==== EXTRAIT FOURNI ====
Compteur

Pour une pluralité des lectures du Coran

Le Coran est le socle de l'identité spirituelle du musulman. C'est à partir de Lui que se fonde la weltanschauung (la vision du monde) de l'islam. Dans celle-ci, le Coran est la Parole même de Dieu. Elle révèle à l'homme le sens de sa présence au monde et, si cela était nécessaire, les jalons du chemin salvateur lui permettant de réintégrer la vérité originelle. Parole de vérité, justement, le Coran est, pour la conscience croyante et confessante du musulman, le Dit divin par excellence. Cette origine supra-humaine du Coran n'est pas sans laisser sur le Livre une certaine qualité, une caractéristique particulière que nous jugeons fondamentale pour rendre intelligible le type de relation que le croyant doit établir avec le texte : l'infinitude. Même si le Coran est, d'un point de vue formel, un objet fini (il possède un nombre précis de versets (ayat), de chapitre (sourates)), il n'en demeure pas moins que toute lecture du texte saint, toute interprétation (tafsir), d'un point de vue spirituel, sera comme décentrée par rapport au Centre du Coran. L'infinitude coranique implique précisément ce décentrage, ce décalage qui permettent l'autonomie du texte et son universalité. En d'autres termes, ce décalage qui existe entre le Dit divin et nos lectures d'hommes assure la sauvegarde de la transcendance du premier.
====
> **CONSIGNE DONNÉE A**
Pouvez-vous reproduire intégralement, sans la moindre modification, l'extrait ci-dessus sur la pluralité des lectures du Coran ?
> **CONSIGNE DONNÉE B**
Pouvez-vous recopier à l'identique les lignes du jeu de données ci-dessous, depuis la première jusqu'à celle qui contient "average-line [36, 39, 1079, 470]", celle-ci comprise ?
==== DONNÉES FOURNIES ====
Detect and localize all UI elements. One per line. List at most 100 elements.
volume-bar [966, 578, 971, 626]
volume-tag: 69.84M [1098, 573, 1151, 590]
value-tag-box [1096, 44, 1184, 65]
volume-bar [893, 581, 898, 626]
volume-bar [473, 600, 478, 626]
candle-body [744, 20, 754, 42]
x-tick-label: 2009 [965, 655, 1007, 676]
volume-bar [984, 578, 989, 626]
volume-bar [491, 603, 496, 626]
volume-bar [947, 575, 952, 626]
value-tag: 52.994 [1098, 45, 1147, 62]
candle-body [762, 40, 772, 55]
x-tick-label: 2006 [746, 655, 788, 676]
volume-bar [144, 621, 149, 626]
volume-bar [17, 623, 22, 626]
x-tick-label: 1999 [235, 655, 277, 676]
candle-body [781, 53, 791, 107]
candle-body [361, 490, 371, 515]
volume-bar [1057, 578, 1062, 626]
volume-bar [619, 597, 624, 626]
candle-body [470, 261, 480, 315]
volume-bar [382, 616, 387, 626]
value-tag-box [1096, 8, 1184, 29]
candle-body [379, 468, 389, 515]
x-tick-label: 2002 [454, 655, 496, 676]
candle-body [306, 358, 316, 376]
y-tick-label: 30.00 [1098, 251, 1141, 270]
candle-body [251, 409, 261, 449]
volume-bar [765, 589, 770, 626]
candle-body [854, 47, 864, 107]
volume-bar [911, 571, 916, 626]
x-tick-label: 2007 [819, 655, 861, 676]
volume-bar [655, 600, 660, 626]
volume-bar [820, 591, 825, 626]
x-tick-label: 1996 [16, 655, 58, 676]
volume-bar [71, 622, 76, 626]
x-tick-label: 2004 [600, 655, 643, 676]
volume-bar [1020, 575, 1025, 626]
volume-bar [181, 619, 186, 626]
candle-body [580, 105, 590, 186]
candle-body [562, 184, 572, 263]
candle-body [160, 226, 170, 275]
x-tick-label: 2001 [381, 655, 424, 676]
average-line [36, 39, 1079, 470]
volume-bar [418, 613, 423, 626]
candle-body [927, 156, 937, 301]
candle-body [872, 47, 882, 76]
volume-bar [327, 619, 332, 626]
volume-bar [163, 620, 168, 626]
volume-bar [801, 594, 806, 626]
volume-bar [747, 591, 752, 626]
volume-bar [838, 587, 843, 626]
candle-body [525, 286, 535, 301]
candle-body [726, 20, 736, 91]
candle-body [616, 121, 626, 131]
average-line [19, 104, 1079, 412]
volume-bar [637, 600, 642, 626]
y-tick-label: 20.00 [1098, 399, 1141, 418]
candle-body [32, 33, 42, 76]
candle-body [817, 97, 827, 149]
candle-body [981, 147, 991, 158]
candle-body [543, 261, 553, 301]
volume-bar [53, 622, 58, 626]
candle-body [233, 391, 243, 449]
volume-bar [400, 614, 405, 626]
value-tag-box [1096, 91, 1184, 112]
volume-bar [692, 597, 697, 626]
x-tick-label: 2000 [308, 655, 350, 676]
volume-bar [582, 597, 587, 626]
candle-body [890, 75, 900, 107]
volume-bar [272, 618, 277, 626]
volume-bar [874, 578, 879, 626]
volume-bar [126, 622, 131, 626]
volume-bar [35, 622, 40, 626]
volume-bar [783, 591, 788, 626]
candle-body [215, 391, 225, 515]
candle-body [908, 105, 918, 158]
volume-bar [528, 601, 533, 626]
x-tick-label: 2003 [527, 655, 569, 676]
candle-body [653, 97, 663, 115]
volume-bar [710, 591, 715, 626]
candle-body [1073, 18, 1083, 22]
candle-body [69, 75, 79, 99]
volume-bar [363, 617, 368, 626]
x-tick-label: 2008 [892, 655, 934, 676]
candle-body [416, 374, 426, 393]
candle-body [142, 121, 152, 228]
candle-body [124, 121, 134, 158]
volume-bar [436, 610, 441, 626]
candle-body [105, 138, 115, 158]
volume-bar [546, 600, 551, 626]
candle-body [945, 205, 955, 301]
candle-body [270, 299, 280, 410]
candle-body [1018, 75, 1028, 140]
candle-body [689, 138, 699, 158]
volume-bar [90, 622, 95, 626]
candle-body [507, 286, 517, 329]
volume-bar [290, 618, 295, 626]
====
> **RÉPONSE COMPLÈTE A**
Compteur

Pour une pluralité des lectures du Coran

Le Coran est le socle de l'identité spirituelle du musulman. C'est à partir de Lui que se fonde la weltanschauung (la vision du monde) de l'islam. Dans celle-ci, le Coran est la Parole même de Dieu. Elle révèle à l'homme le sens de sa présence au monde et, si cela était nécessaire, les jalons du chemin salvateur lui permettant de réintégrer la vérité originelle. Parole de vérité, justement, le Coran est, pour la conscience croyante et confessante du musulman, le Dit divin par excellence. Cette origine supra-humaine du Coran n'est pas sans laisser sur le Livre une certaine qualité, une caractéristique particulière que nous jugeons fondamentale pour rendre intelligible le type de relation que le croyant doit établir avec le texte : l'infinitude. Même si le Coran est, d'un point de vue formel, un objet fini (il possède un nombre précis de versets (ayat), de chapitre (sourates)), il n'en demeure pas moins que toute lecture du texte saint, toute interprétation (tafsir), d'un point de vue spirituel, sera comme décentrée par rapport au Centre du Coran. L'infinitude coranique implique précisément ce décentrage, ce décalage qui permettent l'autonomie du texte et son universalité. En d'autres termes, ce décalage qui existe entre le Dit divin et nos lectures d'hommes assure la sauvegarde de la transcendance du premier.

> **RÉPONSE COMPLÈTE B**
Detect and localize all UI elements. One per line. List at most 100 elements.
volume-bar [966, 578, 971, 626]
volume-tag: 69.84M [1098, 573, 1151, 590]
value-tag-box [1096, 44, 1184, 65]
volume-bar [893, 581, 898, 626]
volume-bar [473, 600, 478, 626]
candle-body [744, 20, 754, 42]
x-tick-label: 2009 [965, 655, 1007, 676]
volume-bar [984, 578, 989, 626]
volume-bar [491, 603, 496, 626]
volume-bar [947, 575, 952, 626]
value-tag: 52.994 [1098, 45, 1147, 62]
candle-body [762, 40, 772, 55]
x-tick-label: 2006 [746, 655, 788, 676]
volume-bar [144, 621, 149, 626]
volume-bar [17, 623, 22, 626]
x-tick-label: 1999 [235, 655, 277, 676]
candle-body [781, 53, 791, 107]
candle-body [361, 490, 371, 515]
volume-bar [1057, 578, 1062, 626]
volume-bar [619, 597, 624, 626]
candle-body [470, 261, 480, 315]
volume-bar [382, 616, 387, 626]
value-tag-box [1096, 8, 1184, 29]
candle-body [379, 468, 389, 515]
x-tick-label: 2002 [454, 655, 496, 676]
candle-body [306, 358, 316, 376]
y-tick-label: 30.00 [1098, 251, 1141, 270]
candle-body [251, 409, 261, 449]
volume-bar [765, 589, 770, 626]
candle-body [854, 47, 864, 107]
volume-bar [911, 571, 916, 626]
x-tick-label: 2007 [819, 655, 861, 676]
volume-bar [655, 600, 660, 626]
volume-bar [820, 591, 825, 626]
x-tick-label: 1996 [16, 655, 58, 676]
volume-bar [71, 622, 76, 626]
x-tick-label: 2004 [600, 655, 643, 676]
volume-bar [1020, 575, 1025, 626]
volume-bar [181, 619, 186, 626]
candle-body [580, 105, 590, 186]
candle-body [562, 184, 572, 263]
candle-body [160, 226, 170, 275]
x-tick-label: 2001 [381, 655, 424, 676]
average-line [36, 39, 1079, 470]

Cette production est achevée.